→ **TASK**: Repeat, exactly and in full, the lines of the listing below, but without any pictures.

********************

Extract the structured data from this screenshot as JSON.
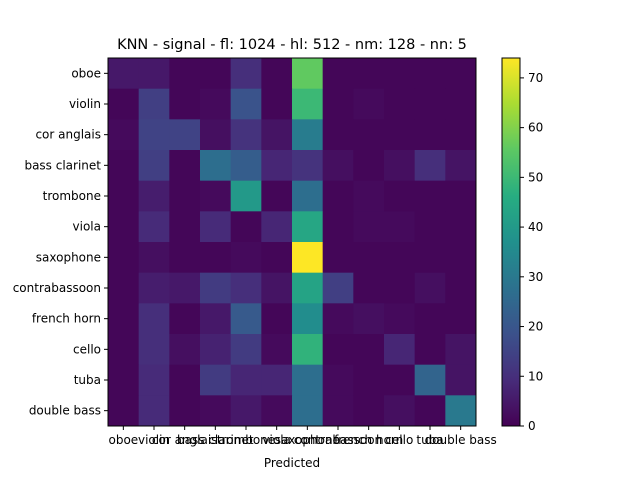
{
  "chart_data": {
    "type": "heatmap",
    "title": "KNN - signal - fl: 1024 - hl: 512 - nm: 128 - nn: 5",
    "xlabel": "Predicted",
    "ylabel": "",
    "labels": [
      "oboe",
      "violin",
      "cor anglais",
      "bass clarinet",
      "trombone",
      "viola",
      "saxophone",
      "contrabassoon",
      "french horn",
      "cello",
      "tuba",
      "double bass"
    ],
    "matrix": [
      [
        5,
        5,
        1,
        1,
        10,
        1,
        56,
        1,
        1,
        1,
        1,
        1
      ],
      [
        1,
        14,
        1,
        2,
        19,
        1,
        50,
        1,
        2,
        1,
        1,
        1
      ],
      [
        2,
        15,
        15,
        3,
        11,
        4,
        31,
        1,
        1,
        1,
        1,
        1
      ],
      [
        1,
        14,
        1,
        27,
        22,
        8,
        11,
        3,
        1,
        3,
        10,
        4
      ],
      [
        1,
        6,
        1,
        2,
        40,
        1,
        27,
        1,
        2,
        1,
        1,
        1
      ],
      [
        1,
        9,
        1,
        9,
        1,
        8,
        44,
        1,
        2,
        2,
        1,
        1
      ],
      [
        1,
        3,
        1,
        1,
        2,
        1,
        74,
        1,
        1,
        1,
        1,
        1
      ],
      [
        1,
        6,
        5,
        13,
        10,
        4,
        43,
        14,
        1,
        1,
        3,
        1
      ],
      [
        1,
        10,
        1,
        5,
        21,
        1,
        36,
        2,
        3,
        2,
        1,
        1
      ],
      [
        1,
        10,
        3,
        7,
        13,
        2,
        48,
        1,
        1,
        8,
        1,
        4
      ],
      [
        1,
        9,
        1,
        13,
        8,
        8,
        27,
        2,
        1,
        1,
        24,
        4
      ],
      [
        1,
        9,
        1,
        2,
        5,
        2,
        27,
        2,
        1,
        3,
        1,
        30
      ]
    ],
    "vmin": 0,
    "vmax": 74,
    "colorbar_ticks": [
      0,
      10,
      20,
      30,
      40,
      50,
      60,
      70
    ],
    "colormap": "viridis",
    "grid": false,
    "legend": "colorbar-right"
  }
}
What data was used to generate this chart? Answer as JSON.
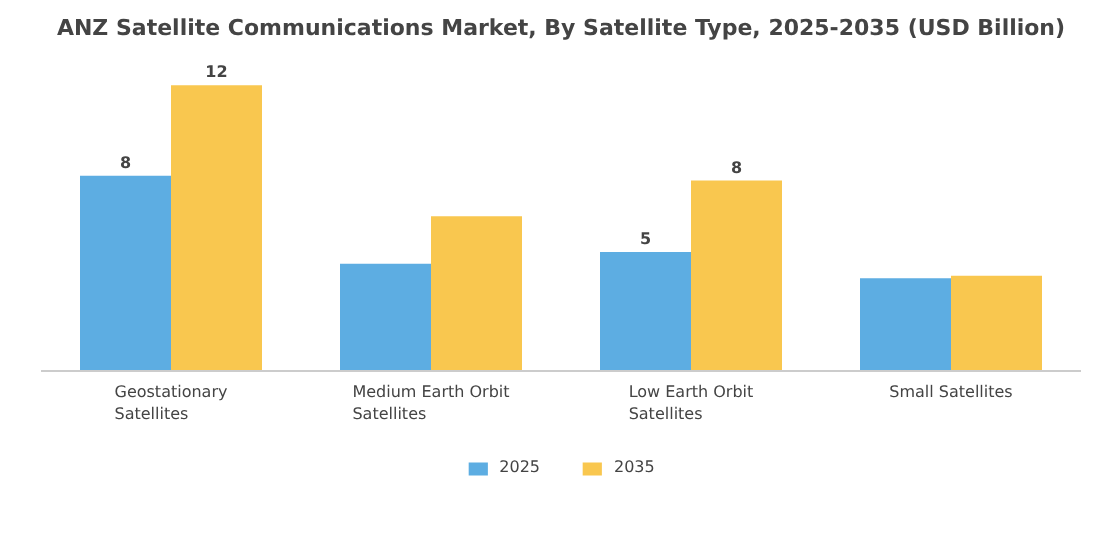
{
  "chart_data": {
    "type": "bar",
    "title": "ANZ Satellite Communications Market, By Satellite Type, 2025-2035 (USD Billion)",
    "categories": [
      "Geostationary\nSatellites",
      "Medium Earth Orbit\nSatellites",
      "Low Earth Orbit\nSatellites",
      "Small Satellites"
    ],
    "series": [
      {
        "name": "2025",
        "color": "#5dade2",
        "values": [
          8.2,
          4.5,
          5,
          3.9
        ],
        "value_labels": [
          "8",
          null,
          "5",
          null
        ]
      },
      {
        "name": "2035",
        "color": "#f9c74f",
        "values": [
          12,
          6.5,
          8,
          4
        ],
        "value_labels": [
          "12",
          null,
          "8",
          null
        ]
      }
    ],
    "legend": "bottom"
  }
}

********************

→ **PROBLEM SOLUTION**:
Extract the structured data from this screenshot as JSON.
{
  "chart_data": {
    "type": "heatmap",
    "title": "KNN - signal - fl: 1024 - hl: 512 - nm: 128 - nn: 5",
    "xlabel": "Predicted",
    "ylabel": "",
    "labels": [
      "oboe",
      "violin",
      "cor anglais",
      "bass clarinet",
      "trombone",
      "viola",
      "saxophone",
      "contrabassoon",
      "french horn",
      "cello",
      "tuba",
      "double bass"
    ],
    "matrix": [
      [
        5,
        5,
        1,
        1,
        10,
        1,
        56,
        1,
        1,
        1,
        1,
        1
      ],
      [
        1,
        14,
        1,
        2,
        19,
        1,
        50,
        1,
        2,
        1,
        1,
        1
      ],
      [
        2,
        15,
        15,
        3,
        11,
        4,
        31,
        1,
        1,
        1,
        1,
        1
      ],
      [
        1,
        14,
        1,
        27,
        22,
        8,
        11,
        3,
        1,
        3,
        10,
        4
      ],
      [
        1,
        6,
        1,
        2,
        40,
        1,
        27,
        1,
        2,
        1,
        1,
        1
      ],
      [
        1,
        9,
        1,
        9,
        1,
        8,
        44,
        1,
        2,
        2,
        1,
        1
      ],
      [
        1,
        3,
        1,
        1,
        2,
        1,
        74,
        1,
        1,
        1,
        1,
        1
      ],
      [
        1,
        6,
        5,
        13,
        10,
        4,
        43,
        14,
        1,
        1,
        3,
        1
      ],
      [
        1,
        10,
        1,
        5,
        21,
        1,
        36,
        2,
        3,
        2,
        1,
        1
      ],
      [
        1,
        10,
        3,
        7,
        13,
        2,
        48,
        1,
        1,
        8,
        1,
        4
      ],
      [
        1,
        9,
        1,
        13,
        8,
        8,
        27,
        2,
        1,
        1,
        24,
        4
      ],
      [
        1,
        9,
        1,
        2,
        5,
        2,
        27,
        2,
        1,
        3,
        1,
        30
      ]
    ],
    "vmin": 0,
    "vmax": 74,
    "colorbar_ticks": [
      0,
      10,
      20,
      30,
      40,
      50,
      60,
      70
    ],
    "colormap": "viridis",
    "grid": false,
    "legend": "colorbar-right"
  }
}
What data was used to generate this chart? Answer as JSON.
{
  "chart_data": {
    "type": "bar",
    "title": "ANZ Satellite Communications Market, By Satellite Type, 2025-2035 (USD Billion)",
    "categories": [
      "Geostationary\nSatellites",
      "Medium Earth Orbit\nSatellites",
      "Low Earth Orbit\nSatellites",
      "Small Satellites"
    ],
    "series": [
      {
        "name": "2025",
        "color": "#5dade2",
        "values": [
          8.2,
          4.5,
          5,
          3.9
        ],
        "value_labels": [
          "8",
          null,
          "5",
          null
        ]
      },
      {
        "name": "2035",
        "color": "#f9c74f",
        "values": [
          12,
          6.5,
          8,
          4
        ],
        "value_labels": [
          "12",
          null,
          "8",
          null
        ]
      }
    ],
    "legend": "bottom"
  }
}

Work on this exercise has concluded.